▶ _WORK TO DO_
Would you repeat the listing exactly but omit every picture?

Data extracted from a collection:
* Start *
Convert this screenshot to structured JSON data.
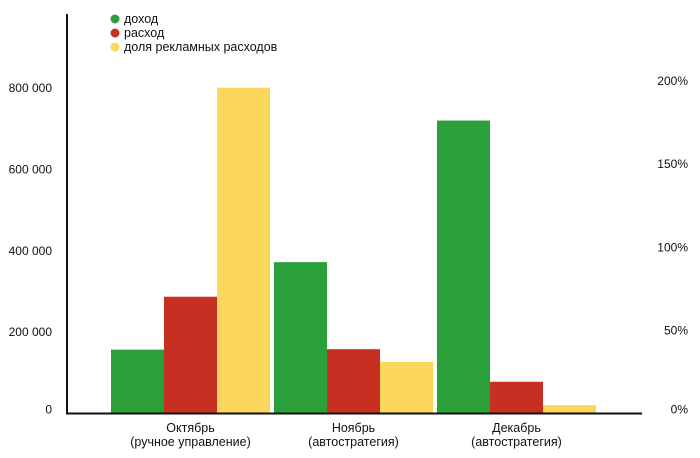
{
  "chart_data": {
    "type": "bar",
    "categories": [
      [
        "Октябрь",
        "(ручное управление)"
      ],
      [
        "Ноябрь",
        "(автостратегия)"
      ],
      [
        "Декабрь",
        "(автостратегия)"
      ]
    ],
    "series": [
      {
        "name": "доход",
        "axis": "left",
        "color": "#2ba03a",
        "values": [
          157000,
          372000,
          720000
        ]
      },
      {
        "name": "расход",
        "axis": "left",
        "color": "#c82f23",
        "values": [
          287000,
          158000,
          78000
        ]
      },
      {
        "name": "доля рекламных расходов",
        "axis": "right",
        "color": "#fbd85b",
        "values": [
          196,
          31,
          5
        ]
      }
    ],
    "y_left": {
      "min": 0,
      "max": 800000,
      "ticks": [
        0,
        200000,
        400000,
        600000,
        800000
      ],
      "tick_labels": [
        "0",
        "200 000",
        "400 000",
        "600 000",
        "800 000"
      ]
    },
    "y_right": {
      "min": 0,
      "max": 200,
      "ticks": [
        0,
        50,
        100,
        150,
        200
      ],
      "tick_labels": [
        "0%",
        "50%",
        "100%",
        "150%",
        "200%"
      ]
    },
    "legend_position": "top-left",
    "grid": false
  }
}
* End *
▶ _RESULT OF THIS EXERCISE_
Convert this screenshot to structured JSON data.
{
  "chart_data": {
    "type": "bar",
    "categories": [
      [
        "Октябрь",
        "(ручное управление)"
      ],
      [
        "Ноябрь",
        "(автостратегия)"
      ],
      [
        "Декабрь",
        "(автостратегия)"
      ]
    ],
    "series": [
      {
        "name": "доход",
        "axis": "left",
        "color": "#2ba03a",
        "values": [
          157000,
          372000,
          720000
        ]
      },
      {
        "name": "расход",
        "axis": "left",
        "color": "#c82f23",
        "values": [
          287000,
          158000,
          78000
        ]
      },
      {
        "name": "доля рекламных расходов",
        "axis": "right",
        "color": "#fbd85b",
        "values": [
          196,
          31,
          5
        ]
      }
    ],
    "y_left": {
      "min": 0,
      "max": 800000,
      "ticks": [
        0,
        200000,
        400000,
        600000,
        800000
      ],
      "tick_labels": [
        "0",
        "200 000",
        "400 000",
        "600 000",
        "800 000"
      ]
    },
    "y_right": {
      "min": 0,
      "max": 200,
      "ticks": [
        0,
        50,
        100,
        150,
        200
      ],
      "tick_labels": [
        "0%",
        "50%",
        "100%",
        "150%",
        "200%"
      ]
    },
    "legend_position": "top-left",
    "grid": false
  }
}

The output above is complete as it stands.